**EXERCISE**
Every record must be repeated exactly; omit any pictures they contain.

**THE DATA**
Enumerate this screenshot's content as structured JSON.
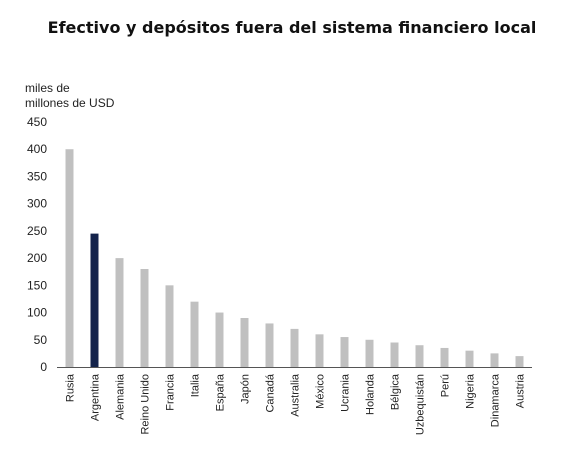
{
  "chart_data": {
    "type": "bar",
    "title": "Efectivo y depósitos fuera del sistema financiero local",
    "ylabel_lines": [
      "miles de",
      "millones de USD"
    ],
    "xlabel": "",
    "ylim": [
      0,
      450
    ],
    "yticks": [
      0,
      50,
      100,
      150,
      200,
      250,
      300,
      350,
      400,
      450
    ],
    "grid": false,
    "legend": "none",
    "categories": [
      "Rusia",
      "Argentina",
      "Alemania",
      "Reino Unido",
      "Francia",
      "Italia",
      "España",
      "Japón",
      "Canadá",
      "Australia",
      "México",
      "Ucrania",
      "Holanda",
      "Bélgica",
      "Uzbequistán",
      "Perú",
      "Nigeria",
      "Dinamarca",
      "Austria"
    ],
    "values": [
      400,
      245,
      200,
      180,
      150,
      120,
      100,
      90,
      80,
      70,
      60,
      55,
      50,
      45,
      40,
      35,
      30,
      25,
      20
    ],
    "highlight_category": "Argentina",
    "colors": {
      "bar": "#c0c0c0",
      "highlight": "#14234b",
      "axis": "#555555"
    }
  }
}
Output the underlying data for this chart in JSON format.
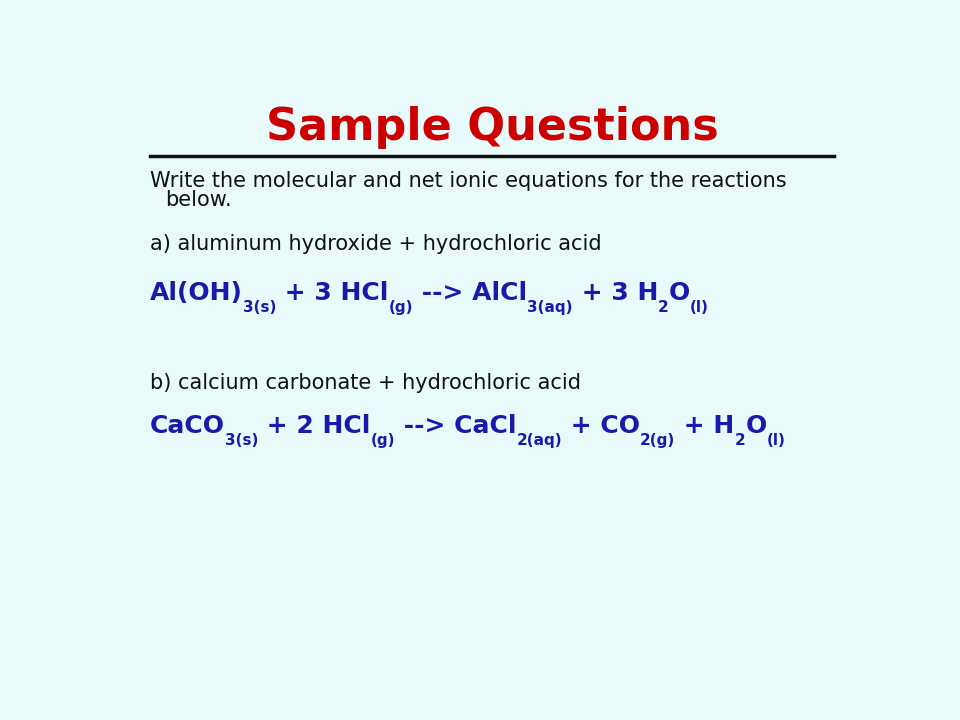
{
  "title": "Sample Questions",
  "title_color": "#cc0000",
  "title_fontsize": 32,
  "bg_color": "#e8fafa",
  "line_color": "#111111",
  "body_color": "#1a1aaa",
  "black_color": "#111111",
  "instruction_line1": "Write the molecular and net ionic equations for the reactions",
  "instruction_line2": "    below.",
  "label_a": "a) aluminum hydroxide + hydrochloric acid",
  "label_b": "b) calcium carbonate + hydrochloric acid",
  "fontsize_label": 15,
  "fontsize_eq": 18,
  "fontsize_sub": 11,
  "fontsize_instruction": 15
}
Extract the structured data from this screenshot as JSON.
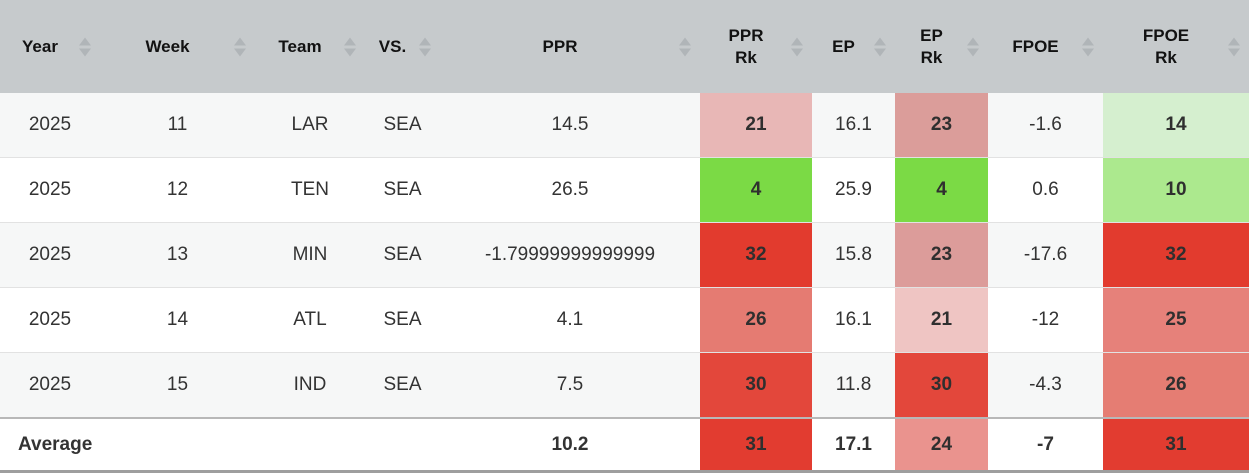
{
  "colors": {
    "header_bg": "#c6cacc",
    "sort_arrow": "#b0b5b8",
    "row_odd_bg": "#f6f7f7",
    "row_even_bg": "#ffffff",
    "row_border": "#e2e2e2",
    "average_top_border": "#b8b8b8",
    "table_bottom_border": "#9e9e9e",
    "header_text": "#121212",
    "body_text": "#333333",
    "rank_green_strong": "#7bda45",
    "rank_red_strong": "#e23b2e"
  },
  "table": {
    "columns": [
      {
        "key": "year",
        "label": "Year",
        "label_lines": [
          "Year"
        ]
      },
      {
        "key": "week",
        "label": "Week",
        "label_lines": [
          "Week"
        ]
      },
      {
        "key": "team",
        "label": "Team",
        "label_lines": [
          "Team"
        ]
      },
      {
        "key": "vs",
        "label": "VS.",
        "label_lines": [
          "VS."
        ]
      },
      {
        "key": "ppr",
        "label": "PPR",
        "label_lines": [
          "PPR"
        ]
      },
      {
        "key": "ppr_rk",
        "label": "PPR Rk",
        "label_lines": [
          "PPR",
          "Rk"
        ]
      },
      {
        "key": "ep",
        "label": "EP",
        "label_lines": [
          "EP"
        ]
      },
      {
        "key": "ep_rk",
        "label": "EP Rk",
        "label_lines": [
          "EP",
          "Rk"
        ]
      },
      {
        "key": "fpoe",
        "label": "FPOE",
        "label_lines": [
          "FPOE"
        ]
      },
      {
        "key": "fpoe_rk",
        "label": "FPOE Rk",
        "label_lines": [
          "FPOE",
          "Rk"
        ]
      }
    ],
    "rows": [
      {
        "cells": {
          "year": "2025",
          "week": "11",
          "team": "LAR",
          "vs": "SEA",
          "ppr": "14.5",
          "ppr_rk": "21",
          "ep": "16.1",
          "ep_rk": "23",
          "fpoe": "-1.6",
          "fpoe_rk": "14"
        },
        "rank_colors": {
          "ppr_rk": "#e8b7b6",
          "ep_rk": "#db9d9a",
          "fpoe_rk": "#d5efcf"
        }
      },
      {
        "cells": {
          "year": "2025",
          "week": "12",
          "team": "TEN",
          "vs": "SEA",
          "ppr": "26.5",
          "ppr_rk": "4",
          "ep": "25.9",
          "ep_rk": "4",
          "fpoe": "0.6",
          "fpoe_rk": "10"
        },
        "rank_colors": {
          "ppr_rk": "#7bda45",
          "ep_rk": "#7bda45",
          "fpoe_rk": "#ace98e"
        }
      },
      {
        "cells": {
          "year": "2025",
          "week": "13",
          "team": "MIN",
          "vs": "SEA",
          "ppr": "-1.79999999999999",
          "ppr_rk": "32",
          "ep": "15.8",
          "ep_rk": "23",
          "fpoe": "-17.6",
          "fpoe_rk": "32"
        },
        "rank_colors": {
          "ppr_rk": "#e23b2e",
          "ep_rk": "#dc9c9a",
          "fpoe_rk": "#e23b2e"
        }
      },
      {
        "cells": {
          "year": "2025",
          "week": "14",
          "team": "ATL",
          "vs": "SEA",
          "ppr": "4.1",
          "ppr_rk": "26",
          "ep": "16.1",
          "ep_rk": "21",
          "fpoe": "-12",
          "fpoe_rk": "25"
        },
        "rank_colors": {
          "ppr_rk": "#e57b72",
          "ep_rk": "#efc5c3",
          "fpoe_rk": "#e6817a"
        }
      },
      {
        "cells": {
          "year": "2025",
          "week": "15",
          "team": "IND",
          "vs": "SEA",
          "ppr": "7.5",
          "ppr_rk": "30",
          "ep": "11.8",
          "ep_rk": "30",
          "fpoe": "-4.3",
          "fpoe_rk": "26"
        },
        "rank_colors": {
          "ppr_rk": "#e3473b",
          "ep_rk": "#e3473b",
          "fpoe_rk": "#e57d73"
        }
      }
    ],
    "average_row": {
      "label": "Average",
      "cells": {
        "year": "Average",
        "week": "",
        "team": "",
        "vs": "",
        "ppr": "10.2",
        "ppr_rk": "31",
        "ep": "17.1",
        "ep_rk": "24",
        "fpoe": "-7",
        "fpoe_rk": "31"
      },
      "rank_colors": {
        "ppr_rk": "#e23c30",
        "ep_rk": "#ea938e",
        "fpoe_rk": "#e23c30"
      }
    }
  }
}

**EXERCISE ANSWER**
Enumerate this screenshot's content as structured JSON.
{
  "chart_data": {
    "type": "bar",
    "title": "Efectivo y depósitos fuera del sistema financiero local",
    "ylabel_lines": [
      "miles de",
      "millones de USD"
    ],
    "xlabel": "",
    "ylim": [
      0,
      450
    ],
    "yticks": [
      0,
      50,
      100,
      150,
      200,
      250,
      300,
      350,
      400,
      450
    ],
    "grid": false,
    "legend": "none",
    "categories": [
      "Rusia",
      "Argentina",
      "Alemania",
      "Reino Unido",
      "Francia",
      "Italia",
      "España",
      "Japón",
      "Canadá",
      "Australia",
      "México",
      "Ucrania",
      "Holanda",
      "Bélgica",
      "Uzbequistán",
      "Perú",
      "Nigeria",
      "Dinamarca",
      "Austria"
    ],
    "values": [
      400,
      245,
      200,
      180,
      150,
      120,
      100,
      90,
      80,
      70,
      60,
      55,
      50,
      45,
      40,
      35,
      30,
      25,
      20
    ],
    "highlight_category": "Argentina",
    "colors": {
      "bar": "#c0c0c0",
      "highlight": "#14234b",
      "axis": "#555555"
    }
  }
}
Output the underlying data for this chart in JSON format.
{
  "title": "Sample Questions",
  "title_color": "#cc0000",
  "title_fontsize": 32,
  "bg_color": "#e8fafa",
  "line_color": "#111111",
  "body_color": "#1a1aaa",
  "black_color": "#111111",
  "instruction_line1": "Write the molecular and net ionic equations for the reactions",
  "instruction_line2": "    below.",
  "label_a": "a) aluminum hydroxide + hydrochloric acid",
  "label_b": "b) calcium carbonate + hydrochloric acid",
  "fontsize_label": 15,
  "fontsize_eq": 18,
  "fontsize_sub": 11,
  "fontsize_instruction": 15
}
Extract the structured data from this screenshot as JSON.
{
  "colors": {
    "header_bg": "#c6cacc",
    "sort_arrow": "#b0b5b8",
    "row_odd_bg": "#f6f7f7",
    "row_even_bg": "#ffffff",
    "row_border": "#e2e2e2",
    "average_top_border": "#b8b8b8",
    "table_bottom_border": "#9e9e9e",
    "header_text": "#121212",
    "body_text": "#333333",
    "rank_green_strong": "#7bda45",
    "rank_red_strong": "#e23b2e"
  },
  "table": {
    "columns": [
      {
        "key": "year",
        "label": "Year",
        "label_lines": [
          "Year"
        ]
      },
      {
        "key": "week",
        "label": "Week",
        "label_lines": [
          "Week"
        ]
      },
      {
        "key": "team",
        "label": "Team",
        "label_lines": [
          "Team"
        ]
      },
      {
        "key": "vs",
        "label": "VS.",
        "label_lines": [
          "VS."
        ]
      },
      {
        "key": "ppr",
        "label": "PPR",
        "label_lines": [
          "PPR"
        ]
      },
      {
        "key": "ppr_rk",
        "label": "PPR Rk",
        "label_lines": [
          "PPR",
          "Rk"
        ]
      },
      {
        "key": "ep",
        "label": "EP",
        "label_lines": [
          "EP"
        ]
      },
      {
        "key": "ep_rk",
        "label": "EP Rk",
        "label_lines": [
          "EP",
          "Rk"
        ]
      },
      {
        "key": "fpoe",
        "label": "FPOE",
        "label_lines": [
          "FPOE"
        ]
      },
      {
        "key": "fpoe_rk",
        "label": "FPOE Rk",
        "label_lines": [
          "FPOE",
          "Rk"
        ]
      }
    ],
    "rows": [
      {
        "cells": {
          "year": "2025",
          "week": "11",
          "team": "LAR",
          "vs": "SEA",
          "ppr": "14.5",
          "ppr_rk": "21",
          "ep": "16.1",
          "ep_rk": "23",
          "fpoe": "-1.6",
          "fpoe_rk": "14"
        },
        "rank_colors": {
          "ppr_rk": "#e8b7b6",
          "ep_rk": "#db9d9a",
          "fpoe_rk": "#d5efcf"
        }
      },
      {
        "cells": {
          "year": "2025",
          "week": "12",
          "team": "TEN",
          "vs": "SEA",
          "ppr": "26.5",
          "ppr_rk": "4",
          "ep": "25.9",
          "ep_rk": "4",
          "fpoe": "0.6",
          "fpoe_rk": "10"
        },
        "rank_colors": {
          "ppr_rk": "#7bda45",
          "ep_rk": "#7bda45",
          "fpoe_rk": "#ace98e"
        }
      },
      {
        "cells": {
          "year": "2025",
          "week": "13",
          "team": "MIN",
          "vs": "SEA",
          "ppr": "-1.79999999999999",
          "ppr_rk": "32",
          "ep": "15.8",
          "ep_rk": "23",
          "fpoe": "-17.6",
          "fpoe_rk": "32"
        },
        "rank_colors": {
          "ppr_rk": "#e23b2e",
          "ep_rk": "#dc9c9a",
          "fpoe_rk": "#e23b2e"
        }
      },
      {
        "cells": {
          "year": "2025",
          "week": "14",
          "team": "ATL",
          "vs": "SEA",
          "ppr": "4.1",
          "ppr_rk": "26",
          "ep": "16.1",
          "ep_rk": "21",
          "fpoe": "-12",
          "fpoe_rk": "25"
        },
        "rank_colors": {
          "ppr_rk": "#e57b72",
          "ep_rk": "#efc5c3",
          "fpoe_rk": "#e6817a"
        }
      },
      {
        "cells": {
          "year": "2025",
          "week": "15",
          "team": "IND",
          "vs": "SEA",
          "ppr": "7.5",
          "ppr_rk": "30",
          "ep": "11.8",
          "ep_rk": "30",
          "fpoe": "-4.3",
          "fpoe_rk": "26"
        },
        "rank_colors": {
          "ppr_rk": "#e3473b",
          "ep_rk": "#e3473b",
          "fpoe_rk": "#e57d73"
        }
      }
    ],
    "average_row": {
      "label": "Average",
      "cells": {
        "year": "Average",
        "week": "",
        "team": "",
        "vs": "",
        "ppr": "10.2",
        "ppr_rk": "31",
        "ep": "17.1",
        "ep_rk": "24",
        "fpoe": "-7",
        "fpoe_rk": "31"
      },
      "rank_colors": {
        "ppr_rk": "#e23c30",
        "ep_rk": "#ea938e",
        "fpoe_rk": "#e23c30"
      }
    }
  }
}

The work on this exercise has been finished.